Spot each line in the records below where the word "name" occurs, then copy it.
BEGIN DATA FOR THE TASK
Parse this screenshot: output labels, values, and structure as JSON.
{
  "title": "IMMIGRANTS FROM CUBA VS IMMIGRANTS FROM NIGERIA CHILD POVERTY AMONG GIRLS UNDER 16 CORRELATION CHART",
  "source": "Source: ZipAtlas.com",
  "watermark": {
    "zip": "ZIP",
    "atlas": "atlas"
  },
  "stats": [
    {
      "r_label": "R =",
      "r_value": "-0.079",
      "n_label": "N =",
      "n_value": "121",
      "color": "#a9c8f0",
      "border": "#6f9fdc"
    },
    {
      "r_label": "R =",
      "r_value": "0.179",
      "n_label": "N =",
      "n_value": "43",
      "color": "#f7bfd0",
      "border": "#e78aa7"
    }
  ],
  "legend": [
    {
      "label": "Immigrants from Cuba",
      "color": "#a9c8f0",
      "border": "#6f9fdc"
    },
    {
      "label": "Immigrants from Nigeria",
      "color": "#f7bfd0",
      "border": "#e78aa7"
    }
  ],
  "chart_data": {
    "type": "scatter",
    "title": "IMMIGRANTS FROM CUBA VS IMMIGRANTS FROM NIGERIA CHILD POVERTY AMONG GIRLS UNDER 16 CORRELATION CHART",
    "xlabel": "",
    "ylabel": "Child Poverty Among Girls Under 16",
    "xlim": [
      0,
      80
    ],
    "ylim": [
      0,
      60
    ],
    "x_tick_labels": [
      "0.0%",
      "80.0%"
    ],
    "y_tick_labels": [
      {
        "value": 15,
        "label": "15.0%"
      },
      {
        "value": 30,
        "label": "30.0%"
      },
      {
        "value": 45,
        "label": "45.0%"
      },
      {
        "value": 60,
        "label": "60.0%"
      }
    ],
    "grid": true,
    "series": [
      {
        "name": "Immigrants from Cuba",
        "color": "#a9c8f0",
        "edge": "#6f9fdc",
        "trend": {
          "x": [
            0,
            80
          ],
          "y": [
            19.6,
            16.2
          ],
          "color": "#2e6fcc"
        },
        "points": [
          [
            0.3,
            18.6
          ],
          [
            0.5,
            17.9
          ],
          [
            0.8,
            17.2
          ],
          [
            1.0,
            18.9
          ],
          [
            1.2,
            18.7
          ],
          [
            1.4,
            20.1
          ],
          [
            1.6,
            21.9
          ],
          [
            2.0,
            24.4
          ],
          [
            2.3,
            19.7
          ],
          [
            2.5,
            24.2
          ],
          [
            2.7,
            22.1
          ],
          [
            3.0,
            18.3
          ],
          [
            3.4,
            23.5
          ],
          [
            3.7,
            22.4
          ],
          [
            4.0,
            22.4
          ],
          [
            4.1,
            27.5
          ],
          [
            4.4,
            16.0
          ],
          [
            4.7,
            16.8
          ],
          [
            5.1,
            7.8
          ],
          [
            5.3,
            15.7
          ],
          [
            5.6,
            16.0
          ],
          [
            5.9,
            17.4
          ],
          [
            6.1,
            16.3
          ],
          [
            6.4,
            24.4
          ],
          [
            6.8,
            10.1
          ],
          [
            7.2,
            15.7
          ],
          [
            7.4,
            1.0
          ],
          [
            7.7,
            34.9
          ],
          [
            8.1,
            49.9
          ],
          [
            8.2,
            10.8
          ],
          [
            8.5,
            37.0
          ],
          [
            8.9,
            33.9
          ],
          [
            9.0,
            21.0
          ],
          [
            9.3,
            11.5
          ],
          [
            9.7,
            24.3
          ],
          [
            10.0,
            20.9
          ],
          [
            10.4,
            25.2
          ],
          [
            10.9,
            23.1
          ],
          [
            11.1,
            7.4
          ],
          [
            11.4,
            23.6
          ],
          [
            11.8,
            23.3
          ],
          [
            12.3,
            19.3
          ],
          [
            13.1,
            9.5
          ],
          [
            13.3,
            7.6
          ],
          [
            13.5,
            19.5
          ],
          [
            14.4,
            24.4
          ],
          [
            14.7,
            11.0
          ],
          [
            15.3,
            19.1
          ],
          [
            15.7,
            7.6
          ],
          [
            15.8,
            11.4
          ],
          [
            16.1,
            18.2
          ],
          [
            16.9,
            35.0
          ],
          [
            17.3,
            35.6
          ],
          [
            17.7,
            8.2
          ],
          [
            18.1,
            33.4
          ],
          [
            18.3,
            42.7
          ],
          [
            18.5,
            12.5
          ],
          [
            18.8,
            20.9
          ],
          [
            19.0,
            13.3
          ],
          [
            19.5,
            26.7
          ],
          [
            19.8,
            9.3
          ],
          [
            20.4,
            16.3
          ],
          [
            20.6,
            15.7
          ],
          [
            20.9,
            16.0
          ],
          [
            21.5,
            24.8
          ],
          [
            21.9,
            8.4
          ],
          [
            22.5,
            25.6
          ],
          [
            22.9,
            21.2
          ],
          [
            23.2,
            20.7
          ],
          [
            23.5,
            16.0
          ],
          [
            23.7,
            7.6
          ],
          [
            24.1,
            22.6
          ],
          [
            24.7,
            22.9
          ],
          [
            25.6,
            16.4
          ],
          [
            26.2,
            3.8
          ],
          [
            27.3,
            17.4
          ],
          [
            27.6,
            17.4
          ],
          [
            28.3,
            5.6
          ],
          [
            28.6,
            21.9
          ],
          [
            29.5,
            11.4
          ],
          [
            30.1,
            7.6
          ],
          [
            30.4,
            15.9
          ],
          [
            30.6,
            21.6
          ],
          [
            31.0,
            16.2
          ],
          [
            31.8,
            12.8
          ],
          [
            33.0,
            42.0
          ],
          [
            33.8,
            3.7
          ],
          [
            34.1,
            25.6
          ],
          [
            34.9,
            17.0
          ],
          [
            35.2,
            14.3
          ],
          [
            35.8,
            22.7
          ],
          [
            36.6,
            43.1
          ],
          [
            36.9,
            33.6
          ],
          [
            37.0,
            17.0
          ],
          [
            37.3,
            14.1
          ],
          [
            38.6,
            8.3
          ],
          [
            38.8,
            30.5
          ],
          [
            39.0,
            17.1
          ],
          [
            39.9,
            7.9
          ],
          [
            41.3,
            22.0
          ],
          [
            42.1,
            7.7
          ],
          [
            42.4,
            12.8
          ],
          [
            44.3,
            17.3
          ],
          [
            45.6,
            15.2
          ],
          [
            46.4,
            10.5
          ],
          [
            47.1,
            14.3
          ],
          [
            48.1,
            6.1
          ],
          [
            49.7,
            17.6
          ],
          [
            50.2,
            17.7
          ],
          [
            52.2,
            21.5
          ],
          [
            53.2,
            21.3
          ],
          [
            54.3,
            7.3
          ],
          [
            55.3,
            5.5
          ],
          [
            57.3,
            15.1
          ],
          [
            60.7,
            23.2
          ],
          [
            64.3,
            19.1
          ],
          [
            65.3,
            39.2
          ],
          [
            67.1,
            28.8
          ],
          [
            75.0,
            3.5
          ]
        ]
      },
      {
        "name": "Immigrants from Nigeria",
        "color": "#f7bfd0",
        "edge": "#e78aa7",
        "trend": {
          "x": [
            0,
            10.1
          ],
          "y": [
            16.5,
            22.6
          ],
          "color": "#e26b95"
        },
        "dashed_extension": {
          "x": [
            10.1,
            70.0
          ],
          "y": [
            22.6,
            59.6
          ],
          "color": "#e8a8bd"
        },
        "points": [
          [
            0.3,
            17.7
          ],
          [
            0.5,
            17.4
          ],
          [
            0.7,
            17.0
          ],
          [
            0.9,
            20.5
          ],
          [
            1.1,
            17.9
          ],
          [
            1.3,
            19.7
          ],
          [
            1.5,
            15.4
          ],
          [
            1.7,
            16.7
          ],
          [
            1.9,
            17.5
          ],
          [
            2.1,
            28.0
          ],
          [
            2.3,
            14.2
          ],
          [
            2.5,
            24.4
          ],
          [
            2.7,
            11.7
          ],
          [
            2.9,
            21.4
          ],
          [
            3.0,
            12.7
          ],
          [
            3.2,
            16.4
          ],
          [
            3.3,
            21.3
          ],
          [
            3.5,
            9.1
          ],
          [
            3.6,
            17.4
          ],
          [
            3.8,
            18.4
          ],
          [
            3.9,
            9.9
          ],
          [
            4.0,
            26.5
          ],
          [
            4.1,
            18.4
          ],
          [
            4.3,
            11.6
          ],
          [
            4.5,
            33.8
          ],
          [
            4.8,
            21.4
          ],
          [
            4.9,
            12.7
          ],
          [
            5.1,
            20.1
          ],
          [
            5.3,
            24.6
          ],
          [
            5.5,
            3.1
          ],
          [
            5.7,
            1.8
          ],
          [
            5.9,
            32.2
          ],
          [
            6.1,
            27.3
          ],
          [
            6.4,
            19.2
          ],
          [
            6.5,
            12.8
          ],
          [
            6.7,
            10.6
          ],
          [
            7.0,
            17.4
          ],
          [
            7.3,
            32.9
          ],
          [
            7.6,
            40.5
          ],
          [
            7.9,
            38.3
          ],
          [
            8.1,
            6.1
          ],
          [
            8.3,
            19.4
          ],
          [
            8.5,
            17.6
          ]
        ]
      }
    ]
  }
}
END DATA FOR THE TASK
## PROBLEM SOLUTION
        "name": "Immigrants from Cuba",
        "name": "Immigrants from Nigeria",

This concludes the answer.